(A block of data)
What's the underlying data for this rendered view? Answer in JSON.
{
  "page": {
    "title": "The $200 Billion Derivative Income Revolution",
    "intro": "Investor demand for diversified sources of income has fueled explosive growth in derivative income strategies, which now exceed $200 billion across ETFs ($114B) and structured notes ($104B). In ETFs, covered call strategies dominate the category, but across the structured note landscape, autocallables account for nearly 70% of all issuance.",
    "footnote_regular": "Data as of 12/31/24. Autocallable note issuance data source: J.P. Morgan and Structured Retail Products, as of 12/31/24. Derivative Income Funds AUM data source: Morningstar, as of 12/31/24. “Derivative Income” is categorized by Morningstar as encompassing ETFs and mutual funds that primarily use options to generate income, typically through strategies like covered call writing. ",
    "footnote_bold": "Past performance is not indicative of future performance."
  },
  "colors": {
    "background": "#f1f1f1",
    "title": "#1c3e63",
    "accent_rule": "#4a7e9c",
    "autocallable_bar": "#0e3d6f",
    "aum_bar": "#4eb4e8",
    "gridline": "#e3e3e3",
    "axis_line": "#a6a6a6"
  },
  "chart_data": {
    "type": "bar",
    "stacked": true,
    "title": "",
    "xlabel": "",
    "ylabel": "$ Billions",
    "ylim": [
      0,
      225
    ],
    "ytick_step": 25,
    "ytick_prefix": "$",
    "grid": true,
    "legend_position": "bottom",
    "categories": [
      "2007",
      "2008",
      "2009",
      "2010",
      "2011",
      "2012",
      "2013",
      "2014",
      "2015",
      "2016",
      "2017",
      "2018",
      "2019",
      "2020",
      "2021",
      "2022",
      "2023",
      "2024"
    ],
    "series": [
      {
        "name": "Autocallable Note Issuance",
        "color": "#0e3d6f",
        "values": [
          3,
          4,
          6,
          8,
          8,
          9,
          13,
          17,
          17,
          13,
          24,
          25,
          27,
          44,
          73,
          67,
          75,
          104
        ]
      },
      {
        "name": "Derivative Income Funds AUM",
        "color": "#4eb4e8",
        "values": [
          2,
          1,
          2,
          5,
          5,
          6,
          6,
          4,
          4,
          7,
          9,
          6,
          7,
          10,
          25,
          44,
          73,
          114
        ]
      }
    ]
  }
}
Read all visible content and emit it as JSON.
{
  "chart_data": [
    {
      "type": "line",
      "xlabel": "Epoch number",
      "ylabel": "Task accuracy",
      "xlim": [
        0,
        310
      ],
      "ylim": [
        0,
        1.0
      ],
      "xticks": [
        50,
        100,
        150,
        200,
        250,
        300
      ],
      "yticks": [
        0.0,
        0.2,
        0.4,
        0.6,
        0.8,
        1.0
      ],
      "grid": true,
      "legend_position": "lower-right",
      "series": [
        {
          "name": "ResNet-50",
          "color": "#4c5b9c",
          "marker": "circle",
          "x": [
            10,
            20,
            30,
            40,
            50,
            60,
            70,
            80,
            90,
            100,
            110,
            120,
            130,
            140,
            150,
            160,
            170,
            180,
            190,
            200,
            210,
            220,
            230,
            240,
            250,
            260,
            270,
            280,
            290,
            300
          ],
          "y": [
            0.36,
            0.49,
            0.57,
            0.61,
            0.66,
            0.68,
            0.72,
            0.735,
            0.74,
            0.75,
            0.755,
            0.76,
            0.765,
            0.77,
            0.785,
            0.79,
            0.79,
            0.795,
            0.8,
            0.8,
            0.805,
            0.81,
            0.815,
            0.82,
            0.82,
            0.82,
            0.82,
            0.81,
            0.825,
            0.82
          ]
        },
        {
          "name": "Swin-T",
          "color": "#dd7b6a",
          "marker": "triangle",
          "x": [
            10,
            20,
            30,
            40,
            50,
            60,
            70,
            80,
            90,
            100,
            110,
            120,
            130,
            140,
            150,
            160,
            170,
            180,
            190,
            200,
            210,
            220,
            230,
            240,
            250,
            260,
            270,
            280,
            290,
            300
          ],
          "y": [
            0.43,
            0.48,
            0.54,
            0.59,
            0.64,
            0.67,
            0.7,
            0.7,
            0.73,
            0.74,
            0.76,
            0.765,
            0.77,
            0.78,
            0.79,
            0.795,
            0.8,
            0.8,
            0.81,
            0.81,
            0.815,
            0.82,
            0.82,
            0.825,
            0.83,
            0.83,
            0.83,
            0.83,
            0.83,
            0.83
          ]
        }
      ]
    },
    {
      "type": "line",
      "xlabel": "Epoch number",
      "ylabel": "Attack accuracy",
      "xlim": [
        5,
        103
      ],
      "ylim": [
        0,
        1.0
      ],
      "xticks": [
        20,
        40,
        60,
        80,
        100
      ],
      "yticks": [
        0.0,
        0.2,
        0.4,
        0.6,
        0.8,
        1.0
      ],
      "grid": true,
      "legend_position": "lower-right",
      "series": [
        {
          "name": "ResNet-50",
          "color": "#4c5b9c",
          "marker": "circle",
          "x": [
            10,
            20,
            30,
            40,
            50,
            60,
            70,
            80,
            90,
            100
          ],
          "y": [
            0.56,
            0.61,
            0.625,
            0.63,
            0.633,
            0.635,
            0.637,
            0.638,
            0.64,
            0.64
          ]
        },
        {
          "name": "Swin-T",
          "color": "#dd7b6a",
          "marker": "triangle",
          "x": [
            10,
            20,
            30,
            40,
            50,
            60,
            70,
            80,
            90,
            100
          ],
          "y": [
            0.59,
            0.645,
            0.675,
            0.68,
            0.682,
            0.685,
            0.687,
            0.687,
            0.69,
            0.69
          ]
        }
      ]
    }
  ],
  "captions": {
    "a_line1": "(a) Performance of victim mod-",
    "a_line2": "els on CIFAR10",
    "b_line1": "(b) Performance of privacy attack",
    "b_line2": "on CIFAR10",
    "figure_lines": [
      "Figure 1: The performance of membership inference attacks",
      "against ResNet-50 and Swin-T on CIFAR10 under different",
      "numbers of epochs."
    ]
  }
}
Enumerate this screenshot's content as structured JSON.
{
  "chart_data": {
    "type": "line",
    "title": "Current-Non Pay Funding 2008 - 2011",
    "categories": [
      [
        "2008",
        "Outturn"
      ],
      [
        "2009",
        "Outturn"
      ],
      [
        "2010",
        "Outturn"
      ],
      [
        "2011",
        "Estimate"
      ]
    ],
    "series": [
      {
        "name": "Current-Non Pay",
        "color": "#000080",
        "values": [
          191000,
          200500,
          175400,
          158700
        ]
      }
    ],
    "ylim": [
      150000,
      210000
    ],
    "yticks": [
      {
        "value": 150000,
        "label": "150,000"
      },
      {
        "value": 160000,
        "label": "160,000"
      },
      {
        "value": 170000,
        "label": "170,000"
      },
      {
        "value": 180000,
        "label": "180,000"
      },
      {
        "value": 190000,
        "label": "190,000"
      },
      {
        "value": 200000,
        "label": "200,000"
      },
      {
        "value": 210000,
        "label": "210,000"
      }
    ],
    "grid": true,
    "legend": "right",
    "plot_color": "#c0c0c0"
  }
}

■ **Work required**:
Recite the full listing above exactly.

■ **Solution below**:
What's the underlying data for this rendered view? Answer in JSON.
{
  "page": {
    "title": "The $200 Billion Derivative Income Revolution",
    "intro": "Investor demand for diversified sources of income has fueled explosive growth in derivative income strategies, which now exceed $200 billion across ETFs ($114B) and structured notes ($104B). In ETFs, covered call strategies dominate the category, but across the structured note landscape, autocallables account for nearly 70% of all issuance.",
    "footnote_regular": "Data as of 12/31/24. Autocallable note issuance data source: J.P. Morgan and Structured Retail Products, as of 12/31/24. Derivative Income Funds AUM data source: Morningstar, as of 12/31/24. “Derivative Income” is categorized by Morningstar as encompassing ETFs and mutual funds that primarily use options to generate income, typically through strategies like covered call writing. ",
    "footnote_bold": "Past performance is not indicative of future performance."
  },
  "colors": {
    "background": "#f1f1f1",
    "title": "#1c3e63",
    "accent_rule": "#4a7e9c",
    "autocallable_bar": "#0e3d6f",
    "aum_bar": "#4eb4e8",
    "gridline": "#e3e3e3",
    "axis_line": "#a6a6a6"
  },
  "chart_data": {
    "type": "bar",
    "stacked": true,
    "title": "",
    "xlabel": "",
    "ylabel": "$ Billions",
    "ylim": [
      0,
      225
    ],
    "ytick_step": 25,
    "ytick_prefix": "$",
    "grid": true,
    "legend_position": "bottom",
    "categories": [
      "2007",
      "2008",
      "2009",
      "2010",
      "2011",
      "2012",
      "2013",
      "2014",
      "2015",
      "2016",
      "2017",
      "2018",
      "2019",
      "2020",
      "2021",
      "2022",
      "2023",
      "2024"
    ],
    "series": [
      {
        "name": "Autocallable Note Issuance",
        "color": "#0e3d6f",
        "values": [
          3,
          4,
          6,
          8,
          8,
          9,
          13,
          17,
          17,
          13,
          24,
          25,
          27,
          44,
          73,
          67,
          75,
          104
        ]
      },
      {
        "name": "Derivative Income Funds AUM",
        "color": "#4eb4e8",
        "values": [
          2,
          1,
          2,
          5,
          5,
          6,
          6,
          4,
          4,
          7,
          9,
          6,
          7,
          10,
          25,
          44,
          73,
          114
        ]
      }
    ]
  }
}
Read all visible content and emit it as JSON.
{
  "chart_data": [
    {
      "type": "line",
      "xlabel": "Epoch number",
      "ylabel": "Task accuracy",
      "xlim": [
        0,
        310
      ],
      "ylim": [
        0,
        1.0
      ],
      "xticks": [
        50,
        100,
        150,
        200,
        250,
        300
      ],
      "yticks": [
        0.0,
        0.2,
        0.4,
        0.6,
        0.8,
        1.0
      ],
      "grid": true,
      "legend_position": "lower-right",
      "series": [
        {
          "name": "ResNet-50",
          "color": "#4c5b9c",
          "marker": "circle",
          "x": [
            10,
            20,
            30,
            40,
            50,
            60,
            70,
            80,
            90,
            100,
            110,
            120,
            130,
            140,
            150,
            160,
            170,
            180,
            190,
            200,
            210,
            220,
            230,
            240,
            250,
            260,
            270,
            280,
            290,
            300
          ],
          "y": [
            0.36,
            0.49,
            0.57,
            0.61,
            0.66,
            0.68,
            0.72,
            0.735,
            0.74,
            0.75,
            0.755,
            0.76,
            0.765,
            0.77,
            0.785,
            0.79,
            0.79,
            0.795,
            0.8,
            0.8,
            0.805,
            0.81,
            0.815,
            0.82,
            0.82,
            0.82,
            0.82,
            0.81,
            0.825,
            0.82
          ]
        },
        {
          "name": "Swin-T",
          "color": "#dd7b6a",
          "marker": "triangle",
          "x": [
            10,
            20,
            30,
            40,
            50,
            60,
            70,
            80,
            90,
            100,
            110,
            120,
            130,
            140,
            150,
            160,
            170,
            180,
            190,
            200,
            210,
            220,
            230,
            240,
            250,
            260,
            270,
            280,
            290,
            300
          ],
          "y": [
            0.43,
            0.48,
            0.54,
            0.59,
            0.64,
            0.67,
            0.7,
            0.7,
            0.73,
            0.74,
            0.76,
            0.765,
            0.77,
            0.78,
            0.79,
            0.795,
            0.8,
            0.8,
            0.81,
            0.81,
            0.815,
            0.82,
            0.82,
            0.825,
            0.83,
            0.83,
            0.83,
            0.83,
            0.83,
            0.83
          ]
        }
      ]
    },
    {
      "type": "line",
      "xlabel": "Epoch number",
      "ylabel": "Attack accuracy",
      "xlim": [
        5,
        103
      ],
      "ylim": [
        0,
        1.0
      ],
      "xticks": [
        20,
        40,
        60,
        80,
        100
      ],
      "yticks": [
        0.0,
        0.2,
        0.4,
        0.6,
        0.8,
        1.0
      ],
      "grid": true,
      "legend_position": "lower-right",
      "series": [
        {
          "name": "ResNet-50",
          "color": "#4c5b9c",
          "marker": "circle",
          "x": [
            10,
            20,
            30,
            40,
            50,
            60,
            70,
            80,
            90,
            100
          ],
          "y": [
            0.56,
            0.61,
            0.625,
            0.63,
            0.633,
            0.635,
            0.637,
            0.638,
            0.64,
            0.64
          ]
        },
        {
          "name": "Swin-T",
          "color": "#dd7b6a",
          "marker": "triangle",
          "x": [
            10,
            20,
            30,
            40,
            50,
            60,
            70,
            80,
            90,
            100
          ],
          "y": [
            0.59,
            0.645,
            0.675,
            0.68,
            0.682,
            0.685,
            0.687,
            0.687,
            0.69,
            0.69
          ]
        }
      ]
    }
  ],
  "captions": {
    "a_line1": "(a) Performance of victim mod-",
    "a_line2": "els on CIFAR10",
    "b_line1": "(b) Performance of privacy attack",
    "b_line2": "on CIFAR10",
    "figure_lines": [
      "Figure 1: The performance of membership inference attacks",
      "against ResNet-50 and Swin-T on CIFAR10 under different",
      "numbers of epochs."
    ]
  }
}
Enumerate this screenshot's content as structured JSON.
{
  "chart_data": {
    "type": "line",
    "title": "Current-Non Pay Funding 2008 - 2011",
    "categories": [
      [
        "2008",
        "Outturn"
      ],
      [
        "2009",
        "Outturn"
      ],
      [
        "2010",
        "Outturn"
      ],
      [
        "2011",
        "Estimate"
      ]
    ],
    "series": [
      {
        "name": "Current-Non Pay",
        "color": "#000080",
        "values": [
          191000,
          200500,
          175400,
          158700
        ]
      }
    ],
    "ylim": [
      150000,
      210000
    ],
    "yticks": [
      {
        "value": 150000,
        "label": "150,000"
      },
      {
        "value": 160000,
        "label": "160,000"
      },
      {
        "value": 170000,
        "label": "170,000"
      },
      {
        "value": 180000,
        "label": "180,000"
      },
      {
        "value": 190000,
        "label": "190,000"
      },
      {
        "value": 200000,
        "label": "200,000"
      },
      {
        "value": 210000,
        "label": "210,000"
      }
    ],
    "grid": true,
    "legend": "right",
    "plot_color": "#c0c0c0"
  }
}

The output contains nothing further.